Written problem: Where a line of the material contains the string "artists", copy that line.

*****

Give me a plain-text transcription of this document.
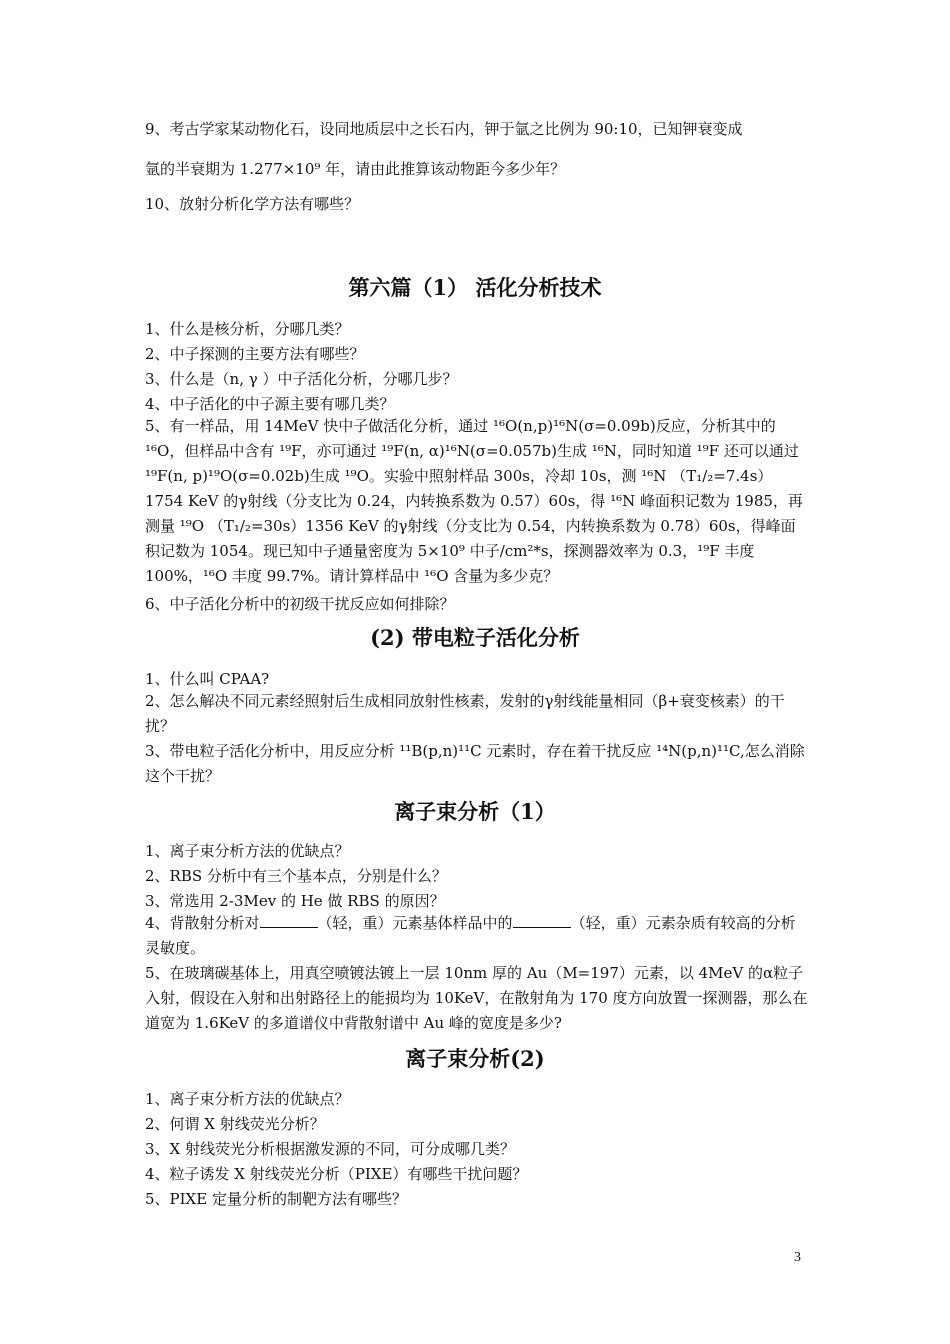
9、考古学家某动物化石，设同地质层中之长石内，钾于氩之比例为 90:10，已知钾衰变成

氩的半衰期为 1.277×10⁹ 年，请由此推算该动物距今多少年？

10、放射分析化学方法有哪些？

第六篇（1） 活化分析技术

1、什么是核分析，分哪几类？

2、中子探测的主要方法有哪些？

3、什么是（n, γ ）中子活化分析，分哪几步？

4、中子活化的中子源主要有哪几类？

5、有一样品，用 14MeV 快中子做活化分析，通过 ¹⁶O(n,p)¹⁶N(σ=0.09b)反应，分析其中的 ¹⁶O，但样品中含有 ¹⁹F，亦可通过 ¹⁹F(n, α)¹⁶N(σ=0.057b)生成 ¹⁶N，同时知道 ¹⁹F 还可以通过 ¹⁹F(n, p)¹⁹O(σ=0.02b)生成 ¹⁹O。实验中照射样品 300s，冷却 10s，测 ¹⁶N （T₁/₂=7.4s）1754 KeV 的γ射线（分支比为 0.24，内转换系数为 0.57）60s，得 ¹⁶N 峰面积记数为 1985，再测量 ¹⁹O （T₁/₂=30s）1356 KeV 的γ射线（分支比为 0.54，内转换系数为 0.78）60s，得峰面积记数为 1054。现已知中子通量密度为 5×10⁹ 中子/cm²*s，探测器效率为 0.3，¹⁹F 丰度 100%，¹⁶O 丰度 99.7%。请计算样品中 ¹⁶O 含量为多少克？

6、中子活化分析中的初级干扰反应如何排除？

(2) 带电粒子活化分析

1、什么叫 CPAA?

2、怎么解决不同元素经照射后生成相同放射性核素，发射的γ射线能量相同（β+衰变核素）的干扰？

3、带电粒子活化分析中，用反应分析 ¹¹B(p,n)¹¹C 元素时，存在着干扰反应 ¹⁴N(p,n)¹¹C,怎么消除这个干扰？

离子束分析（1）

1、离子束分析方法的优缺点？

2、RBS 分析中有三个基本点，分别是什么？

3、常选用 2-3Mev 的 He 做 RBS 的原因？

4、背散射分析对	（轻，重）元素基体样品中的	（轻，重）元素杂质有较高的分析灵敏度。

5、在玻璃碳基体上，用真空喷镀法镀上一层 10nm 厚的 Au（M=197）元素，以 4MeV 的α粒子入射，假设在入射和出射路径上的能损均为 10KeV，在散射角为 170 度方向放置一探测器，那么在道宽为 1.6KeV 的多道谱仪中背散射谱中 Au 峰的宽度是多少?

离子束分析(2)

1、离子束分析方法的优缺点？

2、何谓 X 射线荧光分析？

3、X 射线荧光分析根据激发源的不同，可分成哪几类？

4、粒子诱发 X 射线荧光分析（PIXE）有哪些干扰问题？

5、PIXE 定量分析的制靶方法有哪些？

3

*****

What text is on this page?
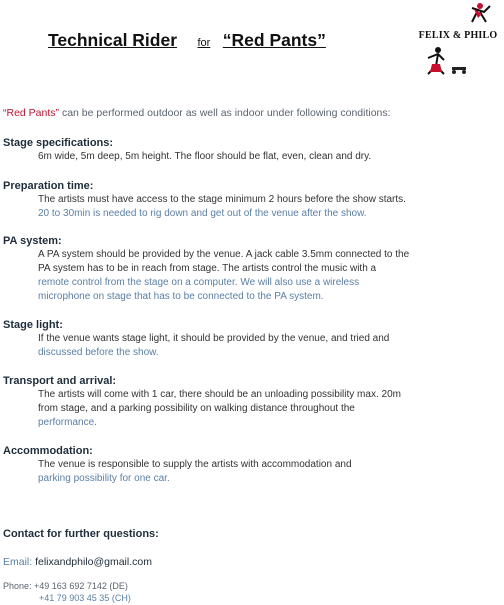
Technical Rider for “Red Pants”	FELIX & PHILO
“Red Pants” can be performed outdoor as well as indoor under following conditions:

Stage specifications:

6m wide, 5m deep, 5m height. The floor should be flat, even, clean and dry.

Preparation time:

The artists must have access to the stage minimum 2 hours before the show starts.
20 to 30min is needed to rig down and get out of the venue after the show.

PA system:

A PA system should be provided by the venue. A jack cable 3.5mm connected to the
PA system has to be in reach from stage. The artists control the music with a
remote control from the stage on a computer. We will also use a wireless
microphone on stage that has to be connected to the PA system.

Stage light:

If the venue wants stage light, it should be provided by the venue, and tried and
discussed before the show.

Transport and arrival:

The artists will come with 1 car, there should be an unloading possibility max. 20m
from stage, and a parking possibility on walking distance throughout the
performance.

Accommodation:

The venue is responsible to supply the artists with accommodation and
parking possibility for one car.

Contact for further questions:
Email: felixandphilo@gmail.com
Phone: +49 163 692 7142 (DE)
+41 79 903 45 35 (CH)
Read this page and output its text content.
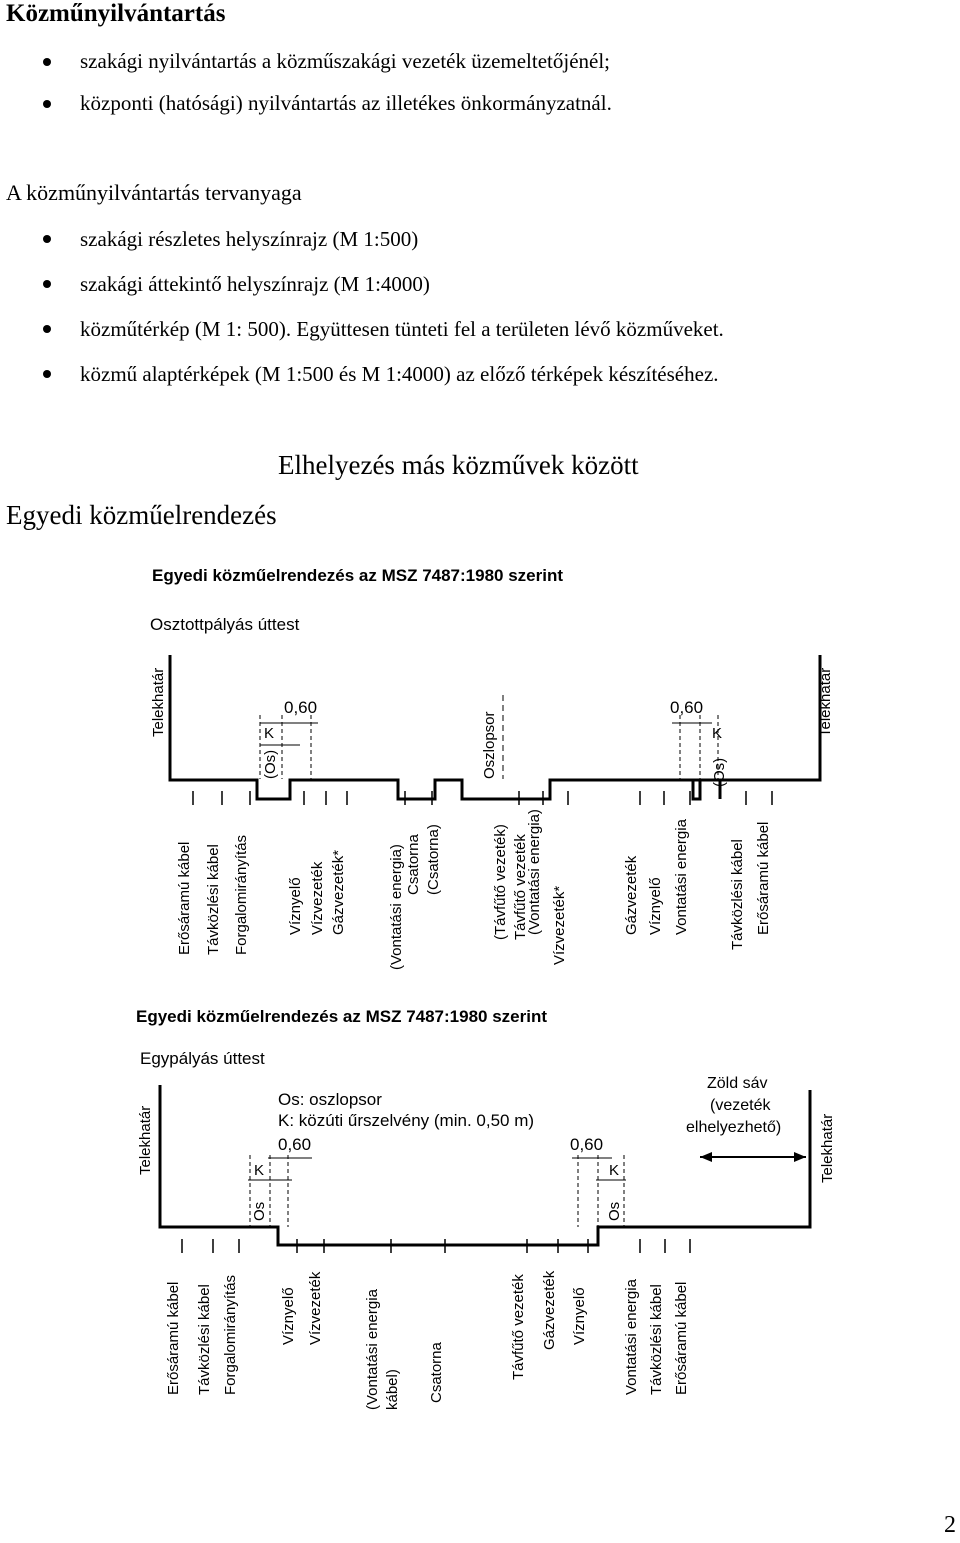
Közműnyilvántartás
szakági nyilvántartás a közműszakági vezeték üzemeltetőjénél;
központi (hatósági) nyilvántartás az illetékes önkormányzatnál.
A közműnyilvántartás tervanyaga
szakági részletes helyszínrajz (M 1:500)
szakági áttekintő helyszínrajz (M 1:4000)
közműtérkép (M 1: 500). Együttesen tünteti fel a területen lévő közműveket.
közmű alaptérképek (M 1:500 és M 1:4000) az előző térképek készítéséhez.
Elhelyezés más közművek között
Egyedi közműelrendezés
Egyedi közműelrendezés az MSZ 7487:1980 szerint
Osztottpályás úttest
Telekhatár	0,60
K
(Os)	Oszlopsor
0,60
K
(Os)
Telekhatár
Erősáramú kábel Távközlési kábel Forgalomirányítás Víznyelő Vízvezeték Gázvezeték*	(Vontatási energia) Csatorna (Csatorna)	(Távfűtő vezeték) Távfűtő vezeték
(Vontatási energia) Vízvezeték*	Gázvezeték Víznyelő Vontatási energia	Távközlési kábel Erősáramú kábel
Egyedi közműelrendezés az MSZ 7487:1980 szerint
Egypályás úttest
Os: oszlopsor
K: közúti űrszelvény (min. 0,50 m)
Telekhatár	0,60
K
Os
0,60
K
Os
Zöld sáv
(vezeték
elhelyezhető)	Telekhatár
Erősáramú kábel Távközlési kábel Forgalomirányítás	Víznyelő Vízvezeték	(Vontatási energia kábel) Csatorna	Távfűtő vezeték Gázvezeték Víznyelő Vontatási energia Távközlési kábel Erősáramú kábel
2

*****

Worked answer:
The artists must have access to the stage minimum 2 hours before the show starts.
PA system has to be in reach from stage. The artists control the music with a
The artists will come with 1 car, there should be an unloading possibility max. 20m
The venue is responsible to supply the artists with accommodation and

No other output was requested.